Exercise goal
Each line of the listing below must be retyped as given.

Data
====================

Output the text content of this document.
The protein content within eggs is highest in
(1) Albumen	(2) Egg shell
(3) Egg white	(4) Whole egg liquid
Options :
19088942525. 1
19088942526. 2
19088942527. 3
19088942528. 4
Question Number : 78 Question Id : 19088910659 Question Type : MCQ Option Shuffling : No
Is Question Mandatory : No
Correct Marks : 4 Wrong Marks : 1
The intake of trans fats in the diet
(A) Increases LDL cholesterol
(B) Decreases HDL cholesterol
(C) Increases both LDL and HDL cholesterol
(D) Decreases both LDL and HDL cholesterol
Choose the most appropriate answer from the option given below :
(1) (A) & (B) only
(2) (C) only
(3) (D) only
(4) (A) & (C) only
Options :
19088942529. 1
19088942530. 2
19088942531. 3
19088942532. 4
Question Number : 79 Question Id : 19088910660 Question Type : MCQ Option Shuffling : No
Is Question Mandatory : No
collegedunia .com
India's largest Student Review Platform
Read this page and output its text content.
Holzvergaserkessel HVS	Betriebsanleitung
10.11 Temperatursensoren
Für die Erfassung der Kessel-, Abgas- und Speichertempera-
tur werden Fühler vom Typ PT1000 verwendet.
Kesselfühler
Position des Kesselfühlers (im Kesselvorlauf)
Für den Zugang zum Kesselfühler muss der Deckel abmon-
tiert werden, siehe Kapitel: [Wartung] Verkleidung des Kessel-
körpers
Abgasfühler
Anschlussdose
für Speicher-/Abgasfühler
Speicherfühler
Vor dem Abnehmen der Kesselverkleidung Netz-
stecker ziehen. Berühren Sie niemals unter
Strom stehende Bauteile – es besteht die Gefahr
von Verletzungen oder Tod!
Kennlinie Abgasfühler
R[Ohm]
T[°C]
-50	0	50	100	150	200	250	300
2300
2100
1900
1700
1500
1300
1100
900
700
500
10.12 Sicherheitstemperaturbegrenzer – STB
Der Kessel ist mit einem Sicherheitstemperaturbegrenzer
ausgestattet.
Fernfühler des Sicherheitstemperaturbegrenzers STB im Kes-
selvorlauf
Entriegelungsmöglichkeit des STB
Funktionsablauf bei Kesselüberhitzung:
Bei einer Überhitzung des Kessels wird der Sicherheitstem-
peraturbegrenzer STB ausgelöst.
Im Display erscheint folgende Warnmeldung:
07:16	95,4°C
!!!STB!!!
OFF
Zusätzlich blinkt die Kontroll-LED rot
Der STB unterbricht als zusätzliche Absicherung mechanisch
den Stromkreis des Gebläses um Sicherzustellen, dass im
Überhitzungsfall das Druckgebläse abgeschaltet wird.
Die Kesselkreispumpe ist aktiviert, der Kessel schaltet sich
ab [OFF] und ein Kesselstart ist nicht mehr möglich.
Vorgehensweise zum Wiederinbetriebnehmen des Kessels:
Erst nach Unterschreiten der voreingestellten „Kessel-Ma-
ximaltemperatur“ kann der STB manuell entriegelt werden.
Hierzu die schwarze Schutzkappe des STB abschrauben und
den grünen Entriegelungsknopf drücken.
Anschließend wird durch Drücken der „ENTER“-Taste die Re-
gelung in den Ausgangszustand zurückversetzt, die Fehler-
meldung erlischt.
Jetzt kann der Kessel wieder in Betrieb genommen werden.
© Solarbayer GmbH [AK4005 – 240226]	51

====================

Result below
Output the text content of this document.
The protein content within eggs is highest in
(1) Albumen	(2) Egg shell
(3) Egg white	(4) Whole egg liquid
Options :
19088942525. 1
19088942526. 2
19088942527. 3
19088942528. 4
Question Number : 78 Question Id : 19088910659 Question Type : MCQ Option Shuffling : No
Is Question Mandatory : No
Correct Marks : 4 Wrong Marks : 1
The intake of trans fats in the diet
(A) Increases LDL cholesterol
(B) Decreases HDL cholesterol
(C) Increases both LDL and HDL cholesterol
(D) Decreases both LDL and HDL cholesterol
Choose the most appropriate answer from the option given below :
(1) (A) & (B) only
(2) (C) only
(3) (D) only
(4) (A) & (C) only
Options :
19088942529. 1
19088942530. 2
19088942531. 3
19088942532. 4
Question Number : 79 Question Id : 19088910660 Question Type : MCQ Option Shuffling : No
Is Question Mandatory : No
collegedunia .com
India's largest Student Review Platform
Read this page and output its text content.
Holzvergaserkessel HVS	Betriebsanleitung
10.11 Temperatursensoren
Für die Erfassung der Kessel-, Abgas- und Speichertempera-
tur werden Fühler vom Typ PT1000 verwendet.
Kesselfühler
Position des Kesselfühlers (im Kesselvorlauf)
Für den Zugang zum Kesselfühler muss der Deckel abmon-
tiert werden, siehe Kapitel: [Wartung] Verkleidung des Kessel-
körpers
Abgasfühler
Anschlussdose
für Speicher-/Abgasfühler
Speicherfühler
Vor dem Abnehmen der Kesselverkleidung Netz-
stecker ziehen. Berühren Sie niemals unter
Strom stehende Bauteile – es besteht die Gefahr
von Verletzungen oder Tod!
Kennlinie Abgasfühler
R[Ohm]
T[°C]
-50	0	50	100	150	200	250	300
2300
2100
1900
1700
1500
1300
1100
900
700
500
10.12 Sicherheitstemperaturbegrenzer – STB
Der Kessel ist mit einem Sicherheitstemperaturbegrenzer
ausgestattet.
Fernfühler des Sicherheitstemperaturbegrenzers STB im Kes-
selvorlauf
Entriegelungsmöglichkeit des STB
Funktionsablauf bei Kesselüberhitzung:
Bei einer Überhitzung des Kessels wird der Sicherheitstem-
peraturbegrenzer STB ausgelöst.
Im Display erscheint folgende Warnmeldung:
07:16	95,4°C
!!!STB!!!
OFF
Zusätzlich blinkt die Kontroll-LED rot
Der STB unterbricht als zusätzliche Absicherung mechanisch
den Stromkreis des Gebläses um Sicherzustellen, dass im
Überhitzungsfall das Druckgebläse abgeschaltet wird.
Die Kesselkreispumpe ist aktiviert, der Kessel schaltet sich
ab [OFF] und ein Kesselstart ist nicht mehr möglich.
Vorgehensweise zum Wiederinbetriebnehmen des Kessels:
Erst nach Unterschreiten der voreingestellten „Kessel-Ma-
ximaltemperatur“ kann der STB manuell entriegelt werden.
Hierzu die schwarze Schutzkappe des STB abschrauben und
den grünen Entriegelungsknopf drücken.
Anschließend wird durch Drücken der „ENTER“-Taste die Re-
gelung in den Ausgangszustand zurückversetzt, die Fehler-
meldung erlischt.
Jetzt kann der Kessel wieder in Betrieb genommen werden.
© Solarbayer GmbH [AK4005 – 240226]	51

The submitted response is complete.